The general rule we have around our house about our boy: If you don't see him or hear him, he's getting into trouble. 
You probably need to re-evaluate your routine. Vizslas are a high energy and intelligent breed and they take a lot of work. It could partially be the move and him not being comfortable, but most likely he's not getting enough interaction/challenge. (Does he gets a reaction every time he's chewing on clothes/shoes? If so, that could exacerbate the issue) Try working your schedule to create more time for hikes, training sessions, and general interactions. You need to make him work his mind as well as his body. Start playing "find it" around the house with kibble and treats. Get him a treat/food ball for snacks or meals. Most of all, spend time with your pup.


----------



## AcadianTornado (Jul 30, 2012)

Perhaps you're right, I haven't been able to spend as much time with him as of late seeing as though we moved into our new home. Thought maybe that it was also an age energy related issue. It's insane how he is driven to follow me around! I can't go to the washroom without him moaning to be in there with me. Then again, I am still waiting for him to get to the magic age of being able to run/jog with me. He'll be a year old in May. I have showered the three floors of the home with chew toys and toys so that he has something on every level. Still need to fence in the yard seeing as though there are sooooo many young families around our new place (can't even think of letting him loose in the backyard). Data, a great Dane's pace for myself and number 2 dog would sure be fun right about now  On the flip side, I find he's so bright sometimes that even I don't know what to do with him (even got LuLus 101 dog tricks book...)..


----------



## datacan (May 15, 2011)

Last year we fenced in my wife's properly and built a deck. Before that it was impossible and had to go with him every time. He played with the kids but if he wasn't welcome if he soiled other's yard. 

Sam became 2 in February, and finally mature enough. He sits beside us as we work, after his run(s)...
I miss his baby days.


----------



## tknafox2 (Apr 2, 2013)

If you need to sit at your desk, TV, or read the newspaper...get the toybox and put it by your side... just toss the toys
across the room, or out the door... v will go get them and love it! If v doesnt give you the toy... just toss a different one, empty the box and then go fill it up again and play all over... v will eventully tire, give v a treat and put his blanket over his head. THEY ARE SO SMART ... they will have this figured out in no time. My V used to play just a little while, get the treat and then go take a snooze! She was just 2 yrs.


----------

# Data listing:
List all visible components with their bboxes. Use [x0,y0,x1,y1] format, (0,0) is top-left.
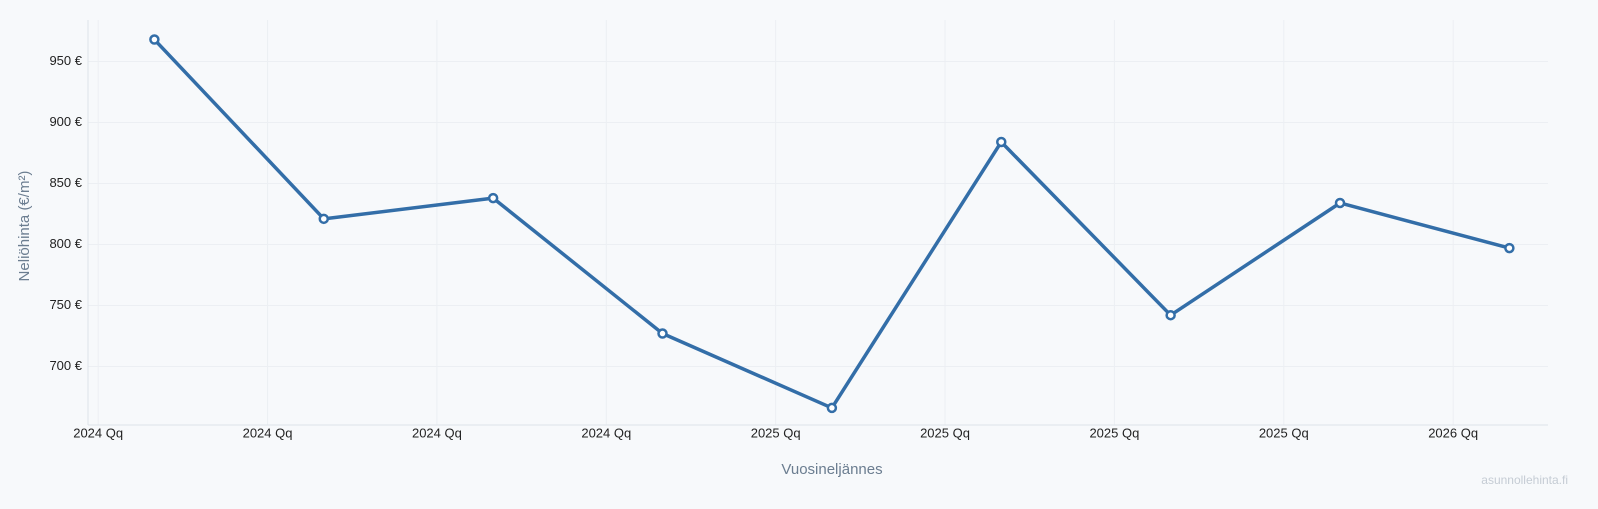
y-tick-label: 700 € [49,358,82,373]
point [487,192,499,204]
x-tick-label: 2024 Qq [73,425,123,440]
x-tick-label: 2026 Qq [1428,425,1478,440]
point [318,213,330,225]
point [1334,197,1346,209]
y-tick-label: 850 € [49,175,82,190]
x-tick-label: 2025 Qq [920,425,970,440]
line [153,38,1510,410]
y-tick-label: 900 € [49,114,82,129]
y-tick-label: 800 € [49,236,82,251]
y-axis-title: Neliöhinta (€/m²) [16,171,33,282]
x-axis-title: Vuosineljännes [781,461,882,478]
point [657,328,668,339]
point [996,136,1007,148]
y-tick-label: 750 € [49,297,82,312]
x-tick-label: 2024 Qq [581,425,631,440]
y-tick-label: 950 € [49,53,82,68]
x-tick-label: 2025 Qq [751,425,801,440]
x-tick-label: 2025 Qq [1259,425,1309,440]
point [149,34,160,45]
x-tick-label: 2024 Qq [412,425,462,440]
watermark: asunnollehinta.fi [1481,473,1568,487]
point [1165,309,1176,321]
point [826,402,838,414]
x-tick-label: 2025 Qq [1089,425,1139,440]
x-tick-label: 2024 Qq [243,425,293,440]
point [1504,242,1515,254]
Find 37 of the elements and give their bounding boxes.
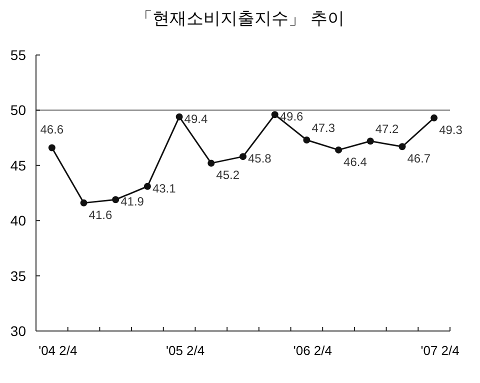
data-label: 41.9 [120,194,144,209]
point [112,196,120,204]
point [335,146,342,154]
y-tick-label: 50 [10,102,26,118]
data-label: 47.3 [312,121,336,136]
data-label: 41.6 [88,208,112,222]
x-tick-label: '05 2/4 [166,343,205,358]
point [398,143,406,150]
data-label: 49.6 [280,110,304,124]
y-tick-label: 30 [10,323,26,339]
y-tick-label: 55 [10,47,26,63]
data-label: 45.8 [248,152,272,166]
point [271,111,278,118]
x-tick-label: '06 2/4 [293,343,332,358]
x-tick-label: '07 2/4 [420,343,460,358]
data-label: 49.3 [439,122,463,137]
point [240,153,246,160]
data-label: 45.2 [216,168,240,182]
point [366,138,374,145]
chart-title: 「현재소비지출지수」 추이 [135,9,345,29]
data-label: 46.6 [40,122,64,137]
y-tick-label: 45 [10,157,26,174]
point [430,114,438,122]
x-tick-label: '04 2/4 [38,343,78,358]
y-tick-label: 35 [10,268,26,284]
y-tick-label: 40 [10,212,26,229]
data-label: 49.4 [184,112,208,126]
data-label: 43.1 [152,181,176,196]
point [176,113,183,120]
point [80,199,88,206]
point [208,160,215,167]
data-label: 47.2 [375,122,400,136]
point [48,144,56,152]
data-label: 46.7 [407,152,431,166]
data-label: 46.4 [344,154,368,169]
point [144,182,151,190]
point [303,136,310,144]
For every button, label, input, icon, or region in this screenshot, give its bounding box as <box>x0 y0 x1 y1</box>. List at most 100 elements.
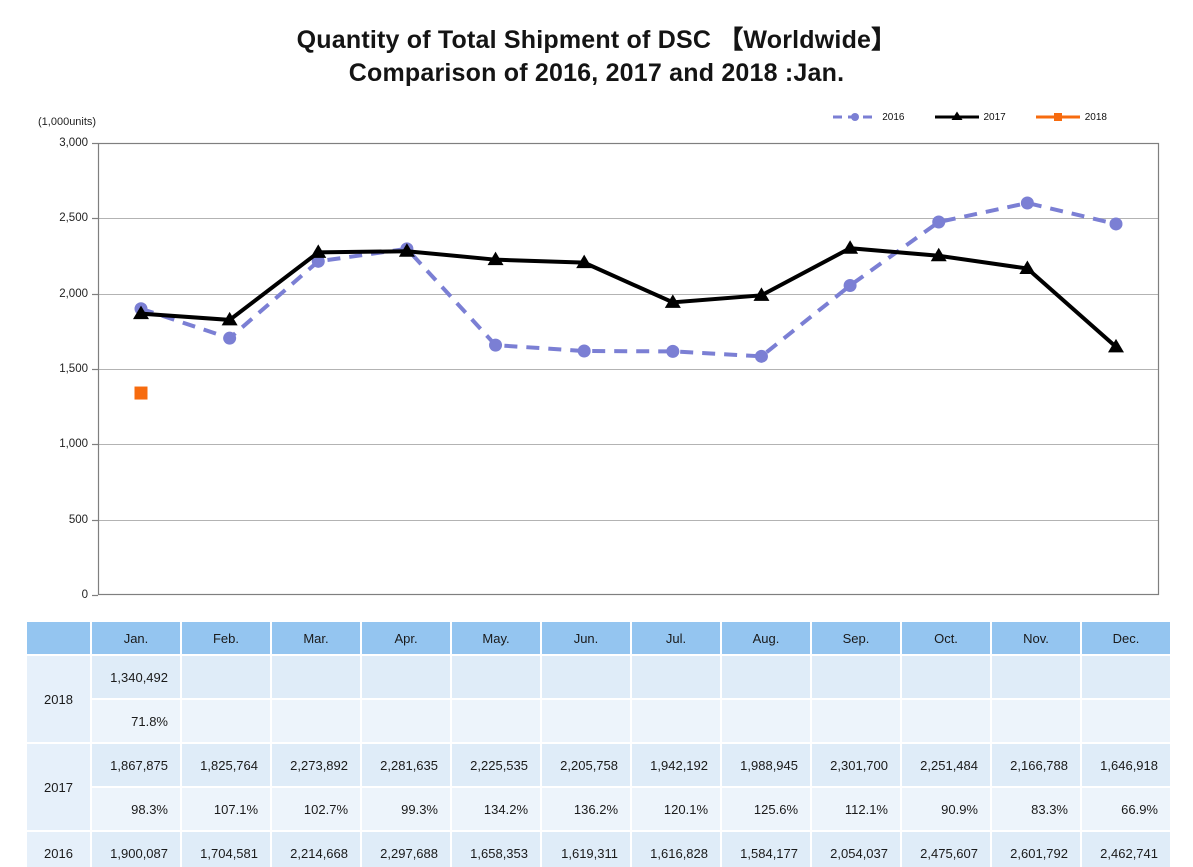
series-2016-marker <box>577 344 591 358</box>
series-2017-marker <box>398 243 415 257</box>
series-2016-marker <box>666 344 680 358</box>
series-2016-marker <box>223 331 237 345</box>
legend-label-2018: 2018 <box>1084 111 1107 123</box>
cell-2017-mar-pct: 102.7% <box>272 788 360 830</box>
series-2017-marker <box>221 311 238 326</box>
cell-2018-mar-value <box>272 656 360 698</box>
cell-2018-dec-value <box>1082 656 1170 698</box>
column-header-jan: Jan. <box>92 622 180 654</box>
cell-2018-feb-value <box>182 656 270 698</box>
column-header-feb: Feb. <box>182 622 270 654</box>
series-2017-marker <box>664 294 681 308</box>
cell-2017-apr-pct: 99.3% <box>362 788 450 830</box>
cell-2016-nov-value: 2,601,792 <box>992 832 1080 867</box>
shipment-line-chart <box>92 142 1160 597</box>
chart-title-line2: Comparison of 2016, 2017 and 2018 :Jan. <box>348 59 845 87</box>
series-2016-marker <box>489 338 503 352</box>
cell-2017-jul-value: 1,942,192 <box>632 744 720 786</box>
column-header-apr: Apr. <box>362 622 450 654</box>
cell-2017-feb-pct: 107.1% <box>182 788 270 830</box>
data-table: Jan. Feb. Mar. Apr. May. Jun. Jul. Aug. Sep. Oct.… <box>25 620 1172 867</box>
table-row-2018-pct: 71.8% <box>27 700 1170 742</box>
cell-2016-feb-value: 1,704,581 <box>182 832 270 867</box>
series-2017-marker <box>576 254 593 269</box>
cell-2018-jan-pct: 71.8% <box>92 700 180 742</box>
cell-2017-nov-pct: 83.3% <box>992 788 1080 830</box>
cell-2017-jan-value: 1,867,875 <box>92 744 180 786</box>
cell-2017-aug-pct: 125.6% <box>722 788 810 830</box>
cell-2018-may-pct <box>452 700 540 742</box>
chart-title-line1: Quantity of Total Shipment of DSC 【World… <box>296 26 897 54</box>
cell-2016-dec-value: 2,462,741 <box>1082 832 1170 867</box>
series-2016-marker <box>932 215 946 229</box>
column-header-may: May. <box>452 622 540 654</box>
cell-2018-nov-value <box>992 656 1080 698</box>
row-label-2016: 2016 <box>27 832 90 867</box>
cell-2018-jun-pct <box>542 700 630 742</box>
series-2017-marker <box>1108 338 1124 353</box>
cell-2018-mar-pct <box>272 700 360 742</box>
cell-2016-apr-value: 2,297,688 <box>362 832 450 867</box>
chart-title: Quantity of Total Shipment of DSC 【World… <box>0 24 1193 90</box>
cell-2017-jul-pct: 120.1% <box>632 788 720 830</box>
series-2016-marker <box>843 279 857 293</box>
cell-2018-jun-value <box>542 656 630 698</box>
series-2017-line <box>140 246 1118 349</box>
y-axis-tick-label: 500 <box>68 513 88 526</box>
legend-circle-swatch <box>833 113 878 121</box>
cell-2018-sep-pct <box>812 700 900 742</box>
cell-2018-aug-value <box>722 656 810 698</box>
cell-2016-jul-value: 1,616,828 <box>632 832 720 867</box>
series-2016-line <box>140 200 1117 359</box>
series-2017-marker <box>310 244 327 258</box>
cell-2018-oct-value <box>902 656 990 698</box>
table-row-2018-value: 2018 1,340,492 <box>27 656 1170 742</box>
cell-2018-jul-pct <box>632 700 720 742</box>
cell-2017-sep-value: 2,301,700 <box>812 744 900 786</box>
legend-item-2018: 2018 <box>1035 111 1107 123</box>
series-2017-marker <box>930 247 947 262</box>
series-2017-marker <box>487 251 504 266</box>
cell-2017-aug-value: 1,988,945 <box>722 744 810 786</box>
legend-label-2017: 2017 <box>983 111 1006 123</box>
table-row-2017-value: 2017 1,867,875 1,825,764 2,273,892 2,281,635… <box>27 744 1170 830</box>
y-axis-tick-label: 2,000 <box>59 287 88 300</box>
legend-triangle-swatch <box>934 111 979 120</box>
cell-2017-mar-value: 2,273,892 <box>272 744 360 786</box>
cell-2017-dec-value: 1,646,918 <box>1082 744 1170 786</box>
cell-2016-jun-value: 1,619,311 <box>542 832 630 867</box>
series-2016-marker <box>754 349 768 363</box>
cell-2018-jan-value: 1,340,492 <box>92 656 180 698</box>
cell-2018-may-value <box>452 656 540 698</box>
legend-label-2016: 2016 <box>882 111 905 123</box>
cell-2017-apr-value: 2,281,635 <box>362 744 450 786</box>
legend-item-2016: 2016 <box>833 111 905 123</box>
cell-2018-apr-value <box>362 656 450 698</box>
column-header-aug: Aug. <box>722 622 810 654</box>
y-axis-tick-label: 2,500 <box>59 212 88 225</box>
column-header-oct: Oct. <box>902 622 990 654</box>
plot-border <box>97 142 1160 596</box>
cell-2017-sep-pct: 112.1% <box>812 788 900 830</box>
cell-2016-aug-value: 1,584,177 <box>722 832 810 867</box>
cell-2018-apr-pct <box>362 700 450 742</box>
legend-marker-2017 <box>951 111 962 120</box>
cell-2016-jan-value: 1,900,087 <box>92 832 180 867</box>
cell-2018-aug-pct <box>722 700 810 742</box>
table-corner-cell <box>27 622 90 654</box>
cell-2018-nov-pct <box>992 700 1080 742</box>
y-axis-tick-label: 1,000 <box>59 438 88 451</box>
row-label-2018: 2018 <box>27 656 90 742</box>
cell-2018-oct-pct <box>902 700 990 742</box>
chart-legend: 2016 2017 2018 <box>833 111 1107 123</box>
cell-2017-dec-pct: 66.9% <box>1082 788 1170 830</box>
series-2017-marker <box>842 240 859 254</box>
cell-2016-mar-value: 2,214,668 <box>272 832 360 867</box>
table-row-2017-pct: 98.3% 107.1% 102.7% 99.3% 134.2% 136.2% 120.1%… <box>27 788 1170 830</box>
column-header-nov: Nov. <box>992 622 1080 654</box>
series-2016-marker <box>311 254 325 268</box>
y-axis-tick-label: 3,000 <box>59 137 88 149</box>
cell-2017-jun-value: 2,205,758 <box>542 744 630 786</box>
column-header-sep: Sep. <box>812 622 900 654</box>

# Aim:
In the Vizsla forum thread, in what month did Sam turn 2?

# Answer for the task:
February